→ Material provided:
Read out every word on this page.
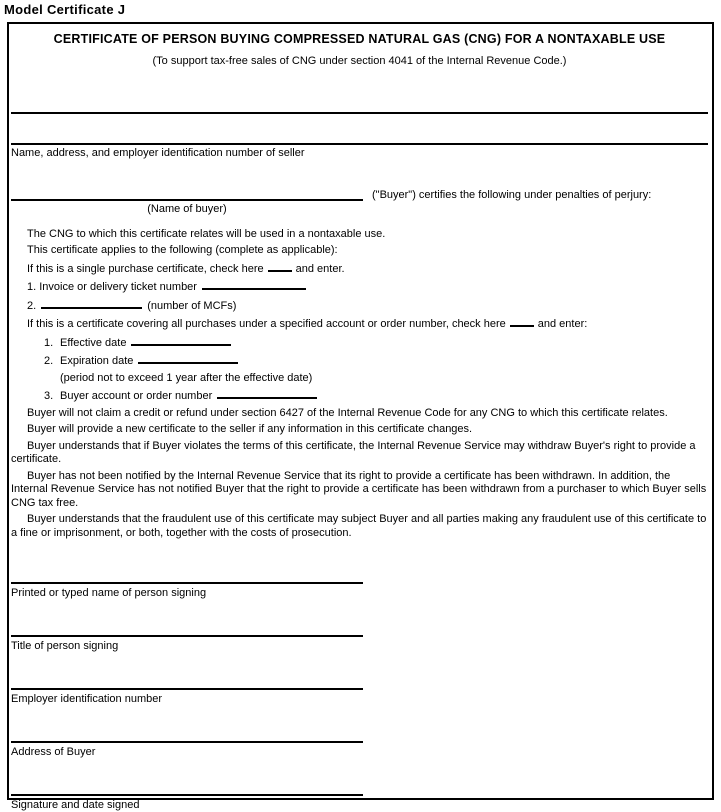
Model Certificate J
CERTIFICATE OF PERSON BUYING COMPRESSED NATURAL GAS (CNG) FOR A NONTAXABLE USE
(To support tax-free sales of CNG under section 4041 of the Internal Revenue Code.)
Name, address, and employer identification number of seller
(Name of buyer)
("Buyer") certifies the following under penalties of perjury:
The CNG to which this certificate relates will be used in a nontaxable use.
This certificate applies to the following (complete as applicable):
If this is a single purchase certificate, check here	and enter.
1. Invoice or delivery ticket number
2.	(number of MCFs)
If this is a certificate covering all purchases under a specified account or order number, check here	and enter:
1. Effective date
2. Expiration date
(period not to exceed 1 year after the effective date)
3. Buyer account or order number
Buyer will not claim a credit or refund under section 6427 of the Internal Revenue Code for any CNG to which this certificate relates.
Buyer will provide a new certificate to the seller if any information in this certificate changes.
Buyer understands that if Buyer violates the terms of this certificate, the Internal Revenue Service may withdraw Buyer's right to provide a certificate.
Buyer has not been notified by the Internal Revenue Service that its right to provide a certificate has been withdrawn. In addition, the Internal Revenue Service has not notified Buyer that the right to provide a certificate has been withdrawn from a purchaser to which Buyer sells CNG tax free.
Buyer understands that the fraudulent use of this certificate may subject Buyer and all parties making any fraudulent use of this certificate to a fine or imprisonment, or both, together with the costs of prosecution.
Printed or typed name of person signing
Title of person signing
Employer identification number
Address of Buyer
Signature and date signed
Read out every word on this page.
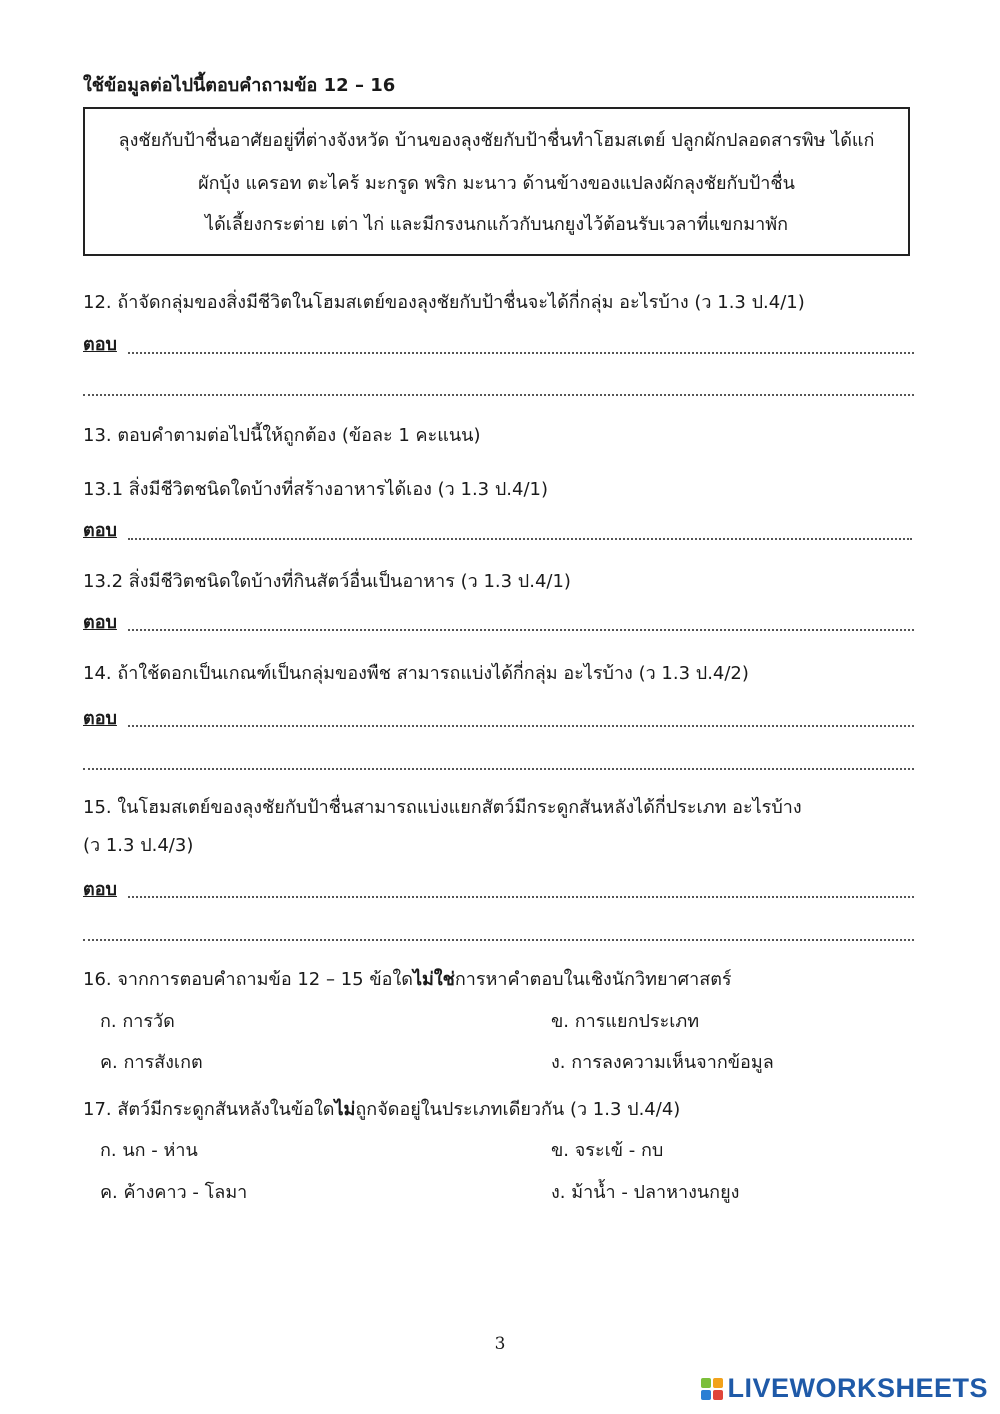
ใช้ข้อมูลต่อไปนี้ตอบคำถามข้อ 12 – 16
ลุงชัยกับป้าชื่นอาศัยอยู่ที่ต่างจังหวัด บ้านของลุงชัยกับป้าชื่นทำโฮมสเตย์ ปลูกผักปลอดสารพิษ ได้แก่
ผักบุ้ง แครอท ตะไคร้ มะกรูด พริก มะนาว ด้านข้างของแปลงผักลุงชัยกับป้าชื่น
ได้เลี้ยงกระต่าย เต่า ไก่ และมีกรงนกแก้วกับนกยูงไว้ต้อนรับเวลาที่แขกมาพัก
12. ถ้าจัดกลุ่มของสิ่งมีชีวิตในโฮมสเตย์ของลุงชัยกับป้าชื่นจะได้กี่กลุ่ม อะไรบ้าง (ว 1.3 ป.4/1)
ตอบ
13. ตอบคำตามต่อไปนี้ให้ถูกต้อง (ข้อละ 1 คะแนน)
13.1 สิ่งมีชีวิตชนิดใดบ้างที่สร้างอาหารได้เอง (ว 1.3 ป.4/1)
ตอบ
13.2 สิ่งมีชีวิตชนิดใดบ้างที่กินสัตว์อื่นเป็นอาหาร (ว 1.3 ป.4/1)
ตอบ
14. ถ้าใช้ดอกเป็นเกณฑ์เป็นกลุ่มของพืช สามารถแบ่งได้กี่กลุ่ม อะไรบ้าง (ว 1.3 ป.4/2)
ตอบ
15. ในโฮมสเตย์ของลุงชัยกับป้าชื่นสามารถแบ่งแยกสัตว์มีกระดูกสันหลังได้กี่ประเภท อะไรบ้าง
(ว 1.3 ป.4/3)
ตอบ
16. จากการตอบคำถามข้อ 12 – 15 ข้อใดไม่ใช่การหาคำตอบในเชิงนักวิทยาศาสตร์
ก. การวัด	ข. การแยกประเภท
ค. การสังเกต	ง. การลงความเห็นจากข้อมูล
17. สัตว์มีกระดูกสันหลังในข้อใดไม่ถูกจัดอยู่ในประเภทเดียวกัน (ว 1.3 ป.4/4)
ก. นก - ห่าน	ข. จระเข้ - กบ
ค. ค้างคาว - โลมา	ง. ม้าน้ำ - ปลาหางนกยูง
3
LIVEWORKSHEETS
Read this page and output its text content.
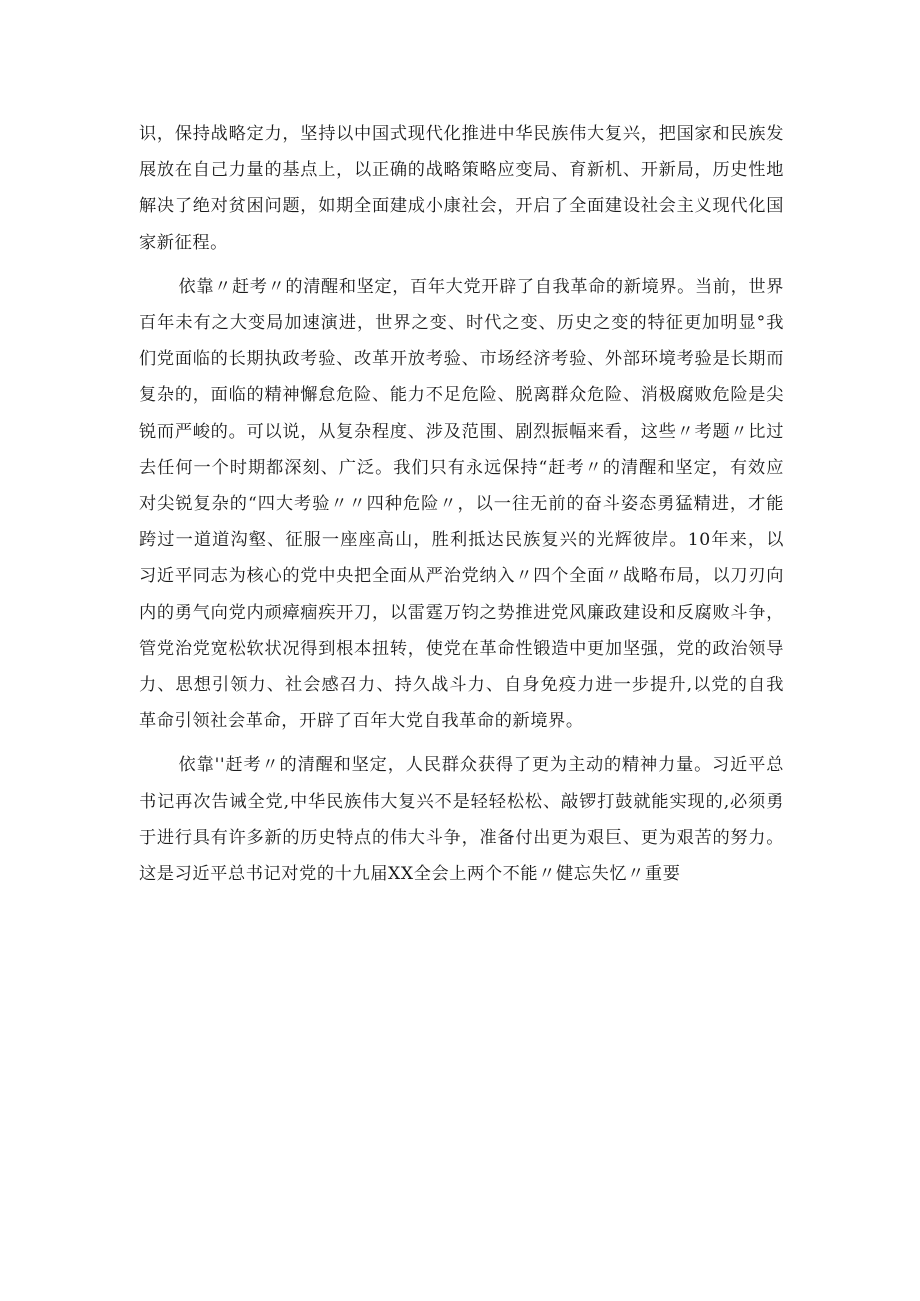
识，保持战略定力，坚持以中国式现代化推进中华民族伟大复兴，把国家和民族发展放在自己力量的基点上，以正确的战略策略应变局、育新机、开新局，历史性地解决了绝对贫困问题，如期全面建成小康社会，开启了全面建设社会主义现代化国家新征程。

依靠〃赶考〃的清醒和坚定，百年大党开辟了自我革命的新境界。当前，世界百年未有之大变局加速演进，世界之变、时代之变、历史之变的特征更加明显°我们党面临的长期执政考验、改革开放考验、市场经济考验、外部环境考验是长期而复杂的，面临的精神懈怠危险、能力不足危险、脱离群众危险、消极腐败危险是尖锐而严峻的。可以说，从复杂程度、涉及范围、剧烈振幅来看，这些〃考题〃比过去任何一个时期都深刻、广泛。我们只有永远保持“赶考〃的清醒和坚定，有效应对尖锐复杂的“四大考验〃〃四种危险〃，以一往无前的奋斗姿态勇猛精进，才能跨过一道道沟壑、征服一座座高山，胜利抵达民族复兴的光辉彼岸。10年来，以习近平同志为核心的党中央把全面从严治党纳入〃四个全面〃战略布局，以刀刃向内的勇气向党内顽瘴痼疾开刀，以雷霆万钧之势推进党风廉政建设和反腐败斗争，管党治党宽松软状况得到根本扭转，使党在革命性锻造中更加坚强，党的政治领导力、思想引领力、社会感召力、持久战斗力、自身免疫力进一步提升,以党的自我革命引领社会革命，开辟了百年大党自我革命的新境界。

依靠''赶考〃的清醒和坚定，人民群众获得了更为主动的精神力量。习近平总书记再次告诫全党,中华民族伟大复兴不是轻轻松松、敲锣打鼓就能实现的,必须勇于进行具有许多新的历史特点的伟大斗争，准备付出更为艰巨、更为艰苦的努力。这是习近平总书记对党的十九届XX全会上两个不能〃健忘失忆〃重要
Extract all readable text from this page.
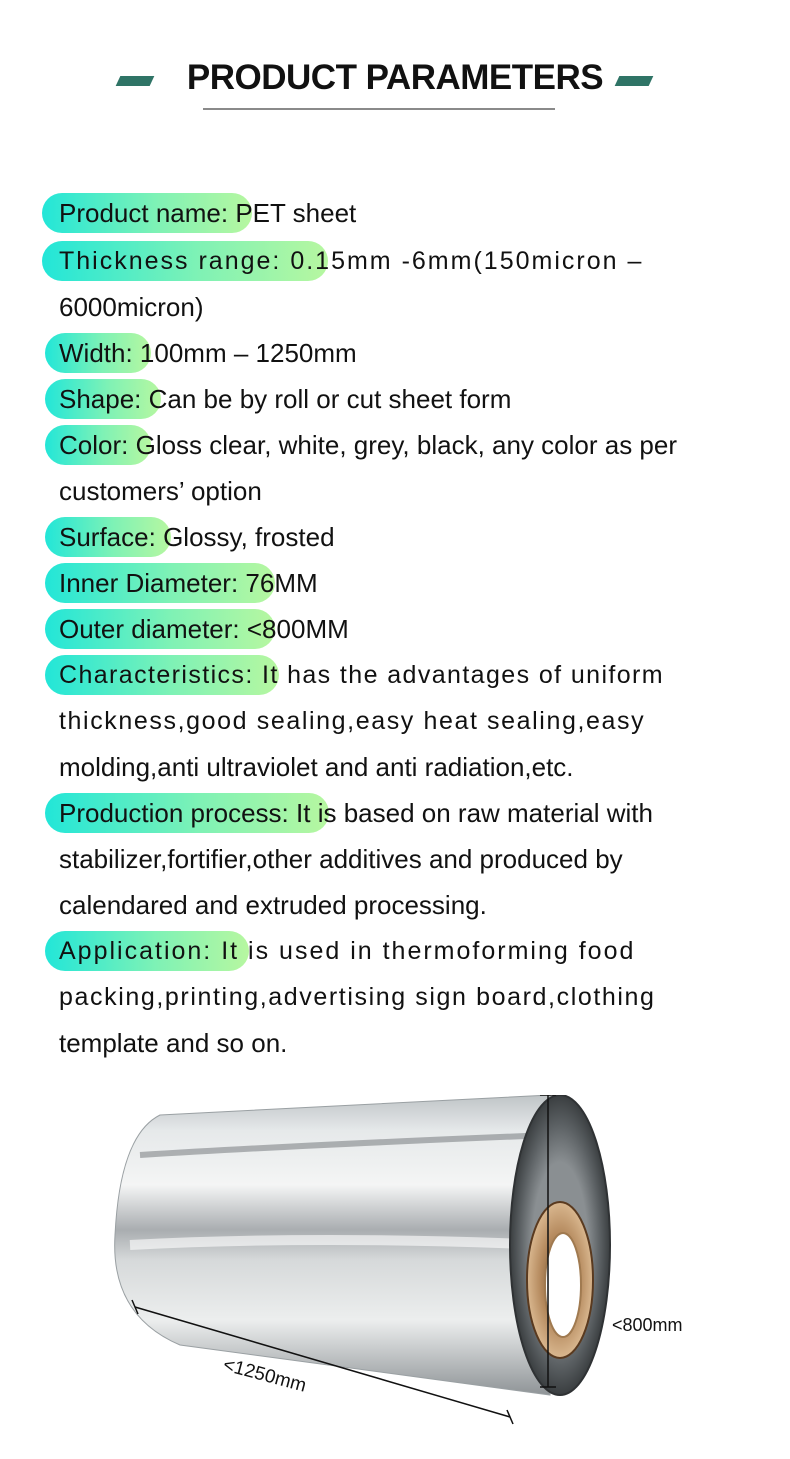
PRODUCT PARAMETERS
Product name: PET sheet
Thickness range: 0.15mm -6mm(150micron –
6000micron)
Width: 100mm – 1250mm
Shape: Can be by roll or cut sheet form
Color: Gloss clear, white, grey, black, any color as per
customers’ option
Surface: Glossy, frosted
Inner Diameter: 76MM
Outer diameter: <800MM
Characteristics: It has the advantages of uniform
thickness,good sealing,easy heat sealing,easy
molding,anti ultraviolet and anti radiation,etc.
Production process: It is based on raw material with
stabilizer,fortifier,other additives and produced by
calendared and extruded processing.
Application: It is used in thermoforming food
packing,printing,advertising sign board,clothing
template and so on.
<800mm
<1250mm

→ What is being asked: Look over the listing above. Pick out and copy every line that includes "ดใดบ".

→ Solution for this task:
13.1 สิ่งมีชีวิตชนิดใดบ้างที่สร้างอาหารได้เอง (ว 1.3 ป.4/1)
13.2 สิ่งมีชีวิตชนิดใดบ้างที่กินสัตว์อื่นเป็นอาหาร (ว 1.3 ป.4/1)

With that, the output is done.